EXERCISE DESCRIPTION - Here are some entries; quote each one exactly.

SUPPLIED RECORDS -
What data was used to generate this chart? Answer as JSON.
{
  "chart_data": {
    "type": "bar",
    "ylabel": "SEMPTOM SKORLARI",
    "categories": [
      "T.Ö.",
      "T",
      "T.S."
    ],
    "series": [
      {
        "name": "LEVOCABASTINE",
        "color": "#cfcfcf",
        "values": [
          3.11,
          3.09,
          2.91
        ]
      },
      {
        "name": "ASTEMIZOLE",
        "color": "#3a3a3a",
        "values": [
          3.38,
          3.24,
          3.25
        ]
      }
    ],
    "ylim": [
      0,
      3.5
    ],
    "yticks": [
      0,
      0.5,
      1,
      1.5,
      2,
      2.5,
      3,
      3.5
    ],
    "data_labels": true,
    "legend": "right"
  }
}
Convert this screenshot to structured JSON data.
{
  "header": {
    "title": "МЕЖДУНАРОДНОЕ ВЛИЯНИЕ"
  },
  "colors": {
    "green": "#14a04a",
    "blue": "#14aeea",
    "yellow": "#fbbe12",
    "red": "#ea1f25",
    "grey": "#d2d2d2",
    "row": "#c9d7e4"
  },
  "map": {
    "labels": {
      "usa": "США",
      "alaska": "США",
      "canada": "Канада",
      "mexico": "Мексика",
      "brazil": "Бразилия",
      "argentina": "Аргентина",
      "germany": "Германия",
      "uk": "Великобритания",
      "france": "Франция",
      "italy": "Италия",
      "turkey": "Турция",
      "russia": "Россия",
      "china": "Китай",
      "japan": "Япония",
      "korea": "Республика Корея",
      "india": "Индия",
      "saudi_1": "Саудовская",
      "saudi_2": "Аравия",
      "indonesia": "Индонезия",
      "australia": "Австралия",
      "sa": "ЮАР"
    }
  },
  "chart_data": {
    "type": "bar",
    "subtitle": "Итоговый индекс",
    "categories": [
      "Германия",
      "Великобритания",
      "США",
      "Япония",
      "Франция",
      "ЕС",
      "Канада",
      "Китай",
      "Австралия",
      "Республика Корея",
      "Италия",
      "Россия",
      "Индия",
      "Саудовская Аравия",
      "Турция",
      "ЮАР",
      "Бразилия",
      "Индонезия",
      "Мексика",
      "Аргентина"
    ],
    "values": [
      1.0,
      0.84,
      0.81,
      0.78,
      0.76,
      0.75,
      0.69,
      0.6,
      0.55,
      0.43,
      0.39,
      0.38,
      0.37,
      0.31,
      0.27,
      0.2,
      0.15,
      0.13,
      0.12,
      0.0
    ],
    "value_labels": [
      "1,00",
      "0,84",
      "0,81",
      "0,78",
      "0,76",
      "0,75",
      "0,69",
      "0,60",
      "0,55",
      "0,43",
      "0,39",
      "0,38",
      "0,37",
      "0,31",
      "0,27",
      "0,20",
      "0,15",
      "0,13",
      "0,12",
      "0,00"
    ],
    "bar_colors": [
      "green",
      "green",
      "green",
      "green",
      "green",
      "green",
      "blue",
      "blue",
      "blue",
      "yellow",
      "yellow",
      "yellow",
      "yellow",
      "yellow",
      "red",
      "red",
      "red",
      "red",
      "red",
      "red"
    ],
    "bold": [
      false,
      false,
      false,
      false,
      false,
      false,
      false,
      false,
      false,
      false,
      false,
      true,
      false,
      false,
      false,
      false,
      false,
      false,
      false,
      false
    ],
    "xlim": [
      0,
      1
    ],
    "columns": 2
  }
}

OUTPUT FOR THIS EXERCISE -
What data was used to generate this chart? Answer as JSON.
{
  "chart_data": {
    "type": "bar",
    "ylabel": "SEMPTOM SKORLARI",
    "categories": [
      "T.Ö.",
      "T",
      "T.S."
    ],
    "series": [
      {
        "name": "LEVOCABASTINE",
        "color": "#cfcfcf",
        "values": [
          3.11,
          3.09,
          2.91
        ]
      },
      {
        "name": "ASTEMIZOLE",
        "color": "#3a3a3a",
        "values": [
          3.38,
          3.24,
          3.25
        ]
      }
    ],
    "ylim": [
      0,
      3.5
    ],
    "yticks": [
      0,
      0.5,
      1,
      1.5,
      2,
      2.5,
      3,
      3.5
    ],
    "data_labels": true,
    "legend": "right"
  }
}
Convert this screenshot to structured JSON data.
{
  "header": {
    "title": "МЕЖДУНАРОДНОЕ ВЛИЯНИЕ"
  },
  "colors": {
    "green": "#14a04a",
    "blue": "#14aeea",
    "yellow": "#fbbe12",
    "red": "#ea1f25",
    "grey": "#d2d2d2",
    "row": "#c9d7e4"
  },
  "map": {
    "labels": {
      "usa": "США",
      "alaska": "США",
      "canada": "Канада",
      "mexico": "Мексика",
      "brazil": "Бразилия",
      "argentina": "Аргентина",
      "germany": "Германия",
      "uk": "Великобритания",
      "france": "Франция",
      "italy": "Италия",
      "turkey": "Турция",
      "russia": "Россия",
      "china": "Китай",
      "japan": "Япония",
      "korea": "Республика Корея",
      "india": "Индия",
      "saudi_1": "Саудовская",
      "saudi_2": "Аравия",
      "indonesia": "Индонезия",
      "australia": "Австралия",
      "sa": "ЮАР"
    }
  },
  "chart_data": {
    "type": "bar",
    "subtitle": "Итоговый индекс",
    "categories": [
      "Германия",
      "Великобритания",
      "США",
      "Япония",
      "Франция",
      "ЕС",
      "Канада",
      "Китай",
      "Австралия",
      "Республика Корея",
      "Италия",
      "Россия",
      "Индия",
      "Саудовская Аравия",
      "Турция",
      "ЮАР",
      "Бразилия",
      "Индонезия",
      "Мексика",
      "Аргентина"
    ],
    "values": [
      1.0,
      0.84,
      0.81,
      0.78,
      0.76,
      0.75,
      0.69,
      0.6,
      0.55,
      0.43,
      0.39,
      0.38,
      0.37,
      0.31,
      0.27,
      0.2,
      0.15,
      0.13,
      0.12,
      0.0
    ],
    "value_labels": [
      "1,00",
      "0,84",
      "0,81",
      "0,78",
      "0,76",
      "0,75",
      "0,69",
      "0,60",
      "0,55",
      "0,43",
      "0,39",
      "0,38",
      "0,37",
      "0,31",
      "0,27",
      "0,20",
      "0,15",
      "0,13",
      "0,12",
      "0,00"
    ],
    "bar_colors": [
      "green",
      "green",
      "green",
      "green",
      "green",
      "green",
      "blue",
      "blue",
      "blue",
      "yellow",
      "yellow",
      "yellow",
      "yellow",
      "yellow",
      "red",
      "red",
      "red",
      "red",
      "red",
      "red"
    ],
    "bold": [
      false,
      false,
      false,
      false,
      false,
      false,
      false,
      false,
      false,
      false,
      false,
      true,
      false,
      false,
      false,
      false,
      false,
      false,
      false,
      false
    ],
    "xlim": [
      0,
      1
    ],
    "columns": 2
  }
}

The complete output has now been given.